# What this task involves:
Give all of the lines again, with nothing added or dropped.

--- Provided records ---

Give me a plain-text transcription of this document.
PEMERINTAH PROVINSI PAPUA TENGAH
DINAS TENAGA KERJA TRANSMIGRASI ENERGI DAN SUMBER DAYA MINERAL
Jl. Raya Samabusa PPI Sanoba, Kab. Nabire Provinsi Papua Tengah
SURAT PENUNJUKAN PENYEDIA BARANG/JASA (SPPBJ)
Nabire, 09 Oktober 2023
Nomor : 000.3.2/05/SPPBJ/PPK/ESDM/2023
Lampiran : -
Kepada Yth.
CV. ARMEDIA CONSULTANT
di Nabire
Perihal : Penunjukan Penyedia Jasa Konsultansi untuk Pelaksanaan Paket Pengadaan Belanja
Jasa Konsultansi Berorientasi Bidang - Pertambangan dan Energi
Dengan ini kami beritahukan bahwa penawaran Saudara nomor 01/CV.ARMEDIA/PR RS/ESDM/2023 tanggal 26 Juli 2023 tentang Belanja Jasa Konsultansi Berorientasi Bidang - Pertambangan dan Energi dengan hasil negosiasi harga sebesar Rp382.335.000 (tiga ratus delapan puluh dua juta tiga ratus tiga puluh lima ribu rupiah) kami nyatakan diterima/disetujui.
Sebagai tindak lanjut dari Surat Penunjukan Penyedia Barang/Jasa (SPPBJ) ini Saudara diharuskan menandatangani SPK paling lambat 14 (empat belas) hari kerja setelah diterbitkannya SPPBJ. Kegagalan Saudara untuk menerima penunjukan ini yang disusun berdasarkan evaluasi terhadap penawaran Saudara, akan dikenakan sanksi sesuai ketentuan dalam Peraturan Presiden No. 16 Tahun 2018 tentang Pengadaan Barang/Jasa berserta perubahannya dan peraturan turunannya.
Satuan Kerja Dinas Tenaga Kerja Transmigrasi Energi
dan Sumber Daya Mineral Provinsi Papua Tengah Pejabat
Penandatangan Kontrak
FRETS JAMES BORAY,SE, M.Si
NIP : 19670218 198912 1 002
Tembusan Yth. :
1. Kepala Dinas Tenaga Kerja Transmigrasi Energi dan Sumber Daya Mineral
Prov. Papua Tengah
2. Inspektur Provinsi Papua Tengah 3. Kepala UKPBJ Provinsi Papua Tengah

---

# Task answer:
Give me a plain-text transcription of this document.
PEMERINTAH PROVINSI PAPUA TENGAH
DINAS TENAGA KERJA TRANSMIGRASI ENERGI DAN SUMBER DAYA MINERAL
Jl. Raya Samabusa PPI Sanoba, Kab. Nabire Provinsi Papua Tengah
SURAT PENUNJUKAN PENYEDIA BARANG/JASA (SPPBJ)
Nabire, 09 Oktober 2023
Nomor : 000.3.2/05/SPPBJ/PPK/ESDM/2023
Lampiran : -
Kepada Yth.
CV. ARMEDIA CONSULTANT
di Nabire
Perihal : Penunjukan Penyedia Jasa Konsultansi untuk Pelaksanaan Paket Pengadaan Belanja
Jasa Konsultansi Berorientasi Bidang - Pertambangan dan Energi
Dengan ini kami beritahukan bahwa penawaran Saudara nomor 01/CV.ARMEDIA/PR RS/ESDM/2023 tanggal 26 Juli 2023 tentang Belanja Jasa Konsultansi Berorientasi Bidang - Pertambangan dan Energi dengan hasil negosiasi harga sebesar Rp382.335.000 (tiga ratus delapan puluh dua juta tiga ratus tiga puluh lima ribu rupiah) kami nyatakan diterima/disetujui.
Sebagai tindak lanjut dari Surat Penunjukan Penyedia Barang/Jasa (SPPBJ) ini Saudara diharuskan menandatangani SPK paling lambat 14 (empat belas) hari kerja setelah diterbitkannya SPPBJ. Kegagalan Saudara untuk menerima penunjukan ini yang disusun berdasarkan evaluasi terhadap penawaran Saudara, akan dikenakan sanksi sesuai ketentuan dalam Peraturan Presiden No. 16 Tahun 2018 tentang Pengadaan Barang/Jasa berserta perubahannya dan peraturan turunannya.
Satuan Kerja Dinas Tenaga Kerja Transmigrasi Energi
dan Sumber Daya Mineral Provinsi Papua Tengah Pejabat
Penandatangan Kontrak
FRETS JAMES BORAY,SE, M.Si
NIP : 19670218 198912 1 002
Tembusan Yth. :
1. Kepala Dinas Tenaga Kerja Transmigrasi Energi dan Sumber Daya Mineral
Prov. Papua Tengah
2. Inspektur Provinsi Papua Tengah 3. Kepala UKPBJ Provinsi Papua Tengah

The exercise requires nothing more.